Figure content listings
## BEGIN
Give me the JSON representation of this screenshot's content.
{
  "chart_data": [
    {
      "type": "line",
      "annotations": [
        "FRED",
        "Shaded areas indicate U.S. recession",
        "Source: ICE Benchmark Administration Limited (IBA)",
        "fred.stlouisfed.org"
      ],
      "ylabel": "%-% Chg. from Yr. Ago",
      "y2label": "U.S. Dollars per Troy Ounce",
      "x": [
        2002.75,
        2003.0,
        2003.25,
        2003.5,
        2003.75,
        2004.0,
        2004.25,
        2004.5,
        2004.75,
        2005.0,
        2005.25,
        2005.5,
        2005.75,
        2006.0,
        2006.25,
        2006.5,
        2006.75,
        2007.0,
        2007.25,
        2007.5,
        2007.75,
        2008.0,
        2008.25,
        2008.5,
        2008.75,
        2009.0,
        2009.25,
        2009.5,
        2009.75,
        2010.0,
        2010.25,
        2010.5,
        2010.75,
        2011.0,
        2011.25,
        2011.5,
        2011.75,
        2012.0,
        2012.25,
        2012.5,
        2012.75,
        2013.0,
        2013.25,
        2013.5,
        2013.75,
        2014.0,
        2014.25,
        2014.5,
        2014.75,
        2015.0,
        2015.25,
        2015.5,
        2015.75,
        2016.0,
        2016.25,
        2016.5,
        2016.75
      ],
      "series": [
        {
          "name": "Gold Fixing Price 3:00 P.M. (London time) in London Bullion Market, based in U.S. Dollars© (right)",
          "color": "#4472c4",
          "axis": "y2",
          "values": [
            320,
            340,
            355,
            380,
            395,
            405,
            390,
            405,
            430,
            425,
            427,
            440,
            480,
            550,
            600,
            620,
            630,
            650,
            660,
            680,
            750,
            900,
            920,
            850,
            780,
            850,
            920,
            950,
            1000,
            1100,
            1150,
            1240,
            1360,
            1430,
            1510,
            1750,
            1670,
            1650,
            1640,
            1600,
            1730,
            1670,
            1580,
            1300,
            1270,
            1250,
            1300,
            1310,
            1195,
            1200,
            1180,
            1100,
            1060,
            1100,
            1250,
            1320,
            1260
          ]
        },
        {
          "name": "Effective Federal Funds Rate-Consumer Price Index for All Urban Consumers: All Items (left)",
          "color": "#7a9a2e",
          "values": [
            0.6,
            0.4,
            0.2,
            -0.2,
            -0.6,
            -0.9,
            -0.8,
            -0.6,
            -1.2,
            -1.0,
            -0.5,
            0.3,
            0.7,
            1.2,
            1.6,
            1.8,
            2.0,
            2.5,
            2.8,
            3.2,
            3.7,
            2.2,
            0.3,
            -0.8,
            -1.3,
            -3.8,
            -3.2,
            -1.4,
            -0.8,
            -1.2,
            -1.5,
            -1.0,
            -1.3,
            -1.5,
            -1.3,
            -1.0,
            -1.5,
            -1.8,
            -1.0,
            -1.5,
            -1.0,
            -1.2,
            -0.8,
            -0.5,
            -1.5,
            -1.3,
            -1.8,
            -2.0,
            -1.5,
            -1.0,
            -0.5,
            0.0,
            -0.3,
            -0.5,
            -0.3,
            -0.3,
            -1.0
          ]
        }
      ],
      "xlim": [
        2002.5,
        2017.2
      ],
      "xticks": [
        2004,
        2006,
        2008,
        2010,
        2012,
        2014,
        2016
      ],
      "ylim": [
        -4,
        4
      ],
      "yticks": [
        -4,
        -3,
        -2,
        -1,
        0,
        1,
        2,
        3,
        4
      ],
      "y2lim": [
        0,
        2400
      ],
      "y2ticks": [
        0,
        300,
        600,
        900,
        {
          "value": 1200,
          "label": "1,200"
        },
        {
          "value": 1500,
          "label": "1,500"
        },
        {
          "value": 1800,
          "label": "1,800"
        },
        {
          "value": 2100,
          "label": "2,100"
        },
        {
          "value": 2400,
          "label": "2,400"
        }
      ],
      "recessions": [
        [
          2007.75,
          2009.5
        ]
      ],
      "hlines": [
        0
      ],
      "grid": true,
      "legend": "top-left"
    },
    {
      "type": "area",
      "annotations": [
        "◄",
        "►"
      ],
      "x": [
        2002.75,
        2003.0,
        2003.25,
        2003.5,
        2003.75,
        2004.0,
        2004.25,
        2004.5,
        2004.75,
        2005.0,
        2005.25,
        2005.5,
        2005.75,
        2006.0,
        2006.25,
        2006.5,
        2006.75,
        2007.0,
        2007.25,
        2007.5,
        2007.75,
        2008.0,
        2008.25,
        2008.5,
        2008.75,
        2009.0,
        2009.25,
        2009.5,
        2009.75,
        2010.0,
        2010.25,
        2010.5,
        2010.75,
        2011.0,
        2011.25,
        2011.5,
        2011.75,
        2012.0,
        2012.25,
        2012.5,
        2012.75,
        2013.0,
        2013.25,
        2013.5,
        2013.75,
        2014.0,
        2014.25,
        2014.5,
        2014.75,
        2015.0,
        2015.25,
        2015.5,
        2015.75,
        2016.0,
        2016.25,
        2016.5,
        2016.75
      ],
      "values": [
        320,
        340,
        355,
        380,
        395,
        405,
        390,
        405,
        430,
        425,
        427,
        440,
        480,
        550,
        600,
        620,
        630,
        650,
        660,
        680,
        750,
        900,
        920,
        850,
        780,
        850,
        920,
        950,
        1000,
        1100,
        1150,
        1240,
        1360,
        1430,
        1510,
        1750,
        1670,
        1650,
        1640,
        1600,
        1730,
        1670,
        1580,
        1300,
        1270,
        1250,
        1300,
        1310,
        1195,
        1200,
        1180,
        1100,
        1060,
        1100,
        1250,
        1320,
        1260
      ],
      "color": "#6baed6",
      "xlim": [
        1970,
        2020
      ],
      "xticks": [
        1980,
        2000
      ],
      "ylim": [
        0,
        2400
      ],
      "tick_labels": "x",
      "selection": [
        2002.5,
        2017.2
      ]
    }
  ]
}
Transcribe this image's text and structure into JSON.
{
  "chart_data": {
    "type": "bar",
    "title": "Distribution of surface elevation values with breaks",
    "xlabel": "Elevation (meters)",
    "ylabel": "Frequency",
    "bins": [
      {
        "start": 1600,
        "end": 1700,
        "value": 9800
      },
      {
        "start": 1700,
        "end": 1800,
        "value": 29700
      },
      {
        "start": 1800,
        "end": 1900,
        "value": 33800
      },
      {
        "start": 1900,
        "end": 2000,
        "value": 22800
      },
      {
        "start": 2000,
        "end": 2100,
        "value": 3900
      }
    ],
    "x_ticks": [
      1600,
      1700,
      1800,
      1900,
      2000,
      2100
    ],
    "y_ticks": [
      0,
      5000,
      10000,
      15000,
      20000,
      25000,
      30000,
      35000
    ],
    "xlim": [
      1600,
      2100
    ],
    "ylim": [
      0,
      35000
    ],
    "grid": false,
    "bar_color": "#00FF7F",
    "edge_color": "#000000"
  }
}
## END
Exercise directions:
Reproduce every line of the data verbatim.

Written solution:
Give me the JSON representation of this screenshot's content.
{
  "chart_data": [
    {
      "type": "line",
      "annotations": [
        "FRED",
        "Shaded areas indicate U.S. recession",
        "Source: ICE Benchmark Administration Limited (IBA)",
        "fred.stlouisfed.org"
      ],
      "ylabel": "%-% Chg. from Yr. Ago",
      "y2label": "U.S. Dollars per Troy Ounce",
      "x": [
        2002.75,
        2003.0,
        2003.25,
        2003.5,
        2003.75,
        2004.0,
        2004.25,
        2004.5,
        2004.75,
        2005.0,
        2005.25,
        2005.5,
        2005.75,
        2006.0,
        2006.25,
        2006.5,
        2006.75,
        2007.0,
        2007.25,
        2007.5,
        2007.75,
        2008.0,
        2008.25,
        2008.5,
        2008.75,
        2009.0,
        2009.25,
        2009.5,
        2009.75,
        2010.0,
        2010.25,
        2010.5,
        2010.75,
        2011.0,
        2011.25,
        2011.5,
        2011.75,
        2012.0,
        2012.25,
        2012.5,
        2012.75,
        2013.0,
        2013.25,
        2013.5,
        2013.75,
        2014.0,
        2014.25,
        2014.5,
        2014.75,
        2015.0,
        2015.25,
        2015.5,
        2015.75,
        2016.0,
        2016.25,
        2016.5,
        2016.75
      ],
      "series": [
        {
          "name": "Gold Fixing Price 3:00 P.M. (London time) in London Bullion Market, based in U.S. Dollars© (right)",
          "color": "#4472c4",
          "axis": "y2",
          "values": [
            320,
            340,
            355,
            380,
            395,
            405,
            390,
            405,
            430,
            425,
            427,
            440,
            480,
            550,
            600,
            620,
            630,
            650,
            660,
            680,
            750,
            900,
            920,
            850,
            780,
            850,
            920,
            950,
            1000,
            1100,
            1150,
            1240,
            1360,
            1430,
            1510,
            1750,
            1670,
            1650,
            1640,
            1600,
            1730,
            1670,
            1580,
            1300,
            1270,
            1250,
            1300,
            1310,
            1195,
            1200,
            1180,
            1100,
            1060,
            1100,
            1250,
            1320,
            1260
          ]
        },
        {
          "name": "Effective Federal Funds Rate-Consumer Price Index for All Urban Consumers: All Items (left)",
          "color": "#7a9a2e",
          "values": [
            0.6,
            0.4,
            0.2,
            -0.2,
            -0.6,
            -0.9,
            -0.8,
            -0.6,
            -1.2,
            -1.0,
            -0.5,
            0.3,
            0.7,
            1.2,
            1.6,
            1.8,
            2.0,
            2.5,
            2.8,
            3.2,
            3.7,
            2.2,
            0.3,
            -0.8,
            -1.3,
            -3.8,
            -3.2,
            -1.4,
            -0.8,
            -1.2,
            -1.5,
            -1.0,
            -1.3,
            -1.5,
            -1.3,
            -1.0,
            -1.5,
            -1.8,
            -1.0,
            -1.5,
            -1.0,
            -1.2,
            -0.8,
            -0.5,
            -1.5,
            -1.3,
            -1.8,
            -2.0,
            -1.5,
            -1.0,
            -0.5,
            0.0,
            -0.3,
            -0.5,
            -0.3,
            -0.3,
            -1.0
          ]
        }
      ],
      "xlim": [
        2002.5,
        2017.2
      ],
      "xticks": [
        2004,
        2006,
        2008,
        2010,
        2012,
        2014,
        2016
      ],
      "ylim": [
        -4,
        4
      ],
      "yticks": [
        -4,
        -3,
        -2,
        -1,
        0,
        1,
        2,
        3,
        4
      ],
      "y2lim": [
        0,
        2400
      ],
      "y2ticks": [
        0,
        300,
        600,
        900,
        {
          "value": 1200,
          "label": "1,200"
        },
        {
          "value": 1500,
          "label": "1,500"
        },
        {
          "value": 1800,
          "label": "1,800"
        },
        {
          "value": 2100,
          "label": "2,100"
        },
        {
          "value": 2400,
          "label": "2,400"
        }
      ],
      "recessions": [
        [
          2007.75,
          2009.5
        ]
      ],
      "hlines": [
        0
      ],
      "grid": true,
      "legend": "top-left"
    },
    {
      "type": "area",
      "annotations": [
        "◄",
        "►"
      ],
      "x": [
        2002.75,
        2003.0,
        2003.25,
        2003.5,
        2003.75,
        2004.0,
        2004.25,
        2004.5,
        2004.75,
        2005.0,
        2005.25,
        2005.5,
        2005.75,
        2006.0,
        2006.25,
        2006.5,
        2006.75,
        2007.0,
        2007.25,
        2007.5,
        2007.75,
        2008.0,
        2008.25,
        2008.5,
        2008.75,
        2009.0,
        2009.25,
        2009.5,
        2009.75,
        2010.0,
        2010.25,
        2010.5,
        2010.75,
        2011.0,
        2011.25,
        2011.5,
        2011.75,
        2012.0,
        2012.25,
        2012.5,
        2012.75,
        2013.0,
        2013.25,
        2013.5,
        2013.75,
        2014.0,
        2014.25,
        2014.5,
        2014.75,
        2015.0,
        2015.25,
        2015.5,
        2015.75,
        2016.0,
        2016.25,
        2016.5,
        2016.75
      ],
      "values": [
        320,
        340,
        355,
        380,
        395,
        405,
        390,
        405,
        430,
        425,
        427,
        440,
        480,
        550,
        600,
        620,
        630,
        650,
        660,
        680,
        750,
        900,
        920,
        850,
        780,
        850,
        920,
        950,
        1000,
        1100,
        1150,
        1240,
        1360,
        1430,
        1510,
        1750,
        1670,
        1650,
        1640,
        1600,
        1730,
        1670,
        1580,
        1300,
        1270,
        1250,
        1300,
        1310,
        1195,
        1200,
        1180,
        1100,
        1060,
        1100,
        1250,
        1320,
        1260
      ],
      "color": "#6baed6",
      "xlim": [
        1970,
        2020
      ],
      "xticks": [
        1980,
        2000
      ],
      "ylim": [
        0,
        2400
      ],
      "tick_labels": "x",
      "selection": [
        2002.5,
        2017.2
      ]
    }
  ]
}
Transcribe this image's text and structure into JSON.
{
  "chart_data": {
    "type": "bar",
    "title": "Distribution of surface elevation values with breaks",
    "xlabel": "Elevation (meters)",
    "ylabel": "Frequency",
    "bins": [
      {
        "start": 1600,
        "end": 1700,
        "value": 9800
      },
      {
        "start": 1700,
        "end": 1800,
        "value": 29700
      },
      {
        "start": 1800,
        "end": 1900,
        "value": 33800
      },
      {
        "start": 1900,
        "end": 2000,
        "value": 22800
      },
      {
        "start": 2000,
        "end": 2100,
        "value": 3900
      }
    ],
    "x_ticks": [
      1600,
      1700,
      1800,
      1900,
      2000,
      2100
    ],
    "y_ticks": [
      0,
      5000,
      10000,
      15000,
      20000,
      25000,
      30000,
      35000
    ],
    "xlim": [
      1600,
      2100
    ],
    "ylim": [
      0,
      35000
    ],
    "grid": false,
    "bar_color": "#00FF7F",
    "edge_color": "#000000"
  }
}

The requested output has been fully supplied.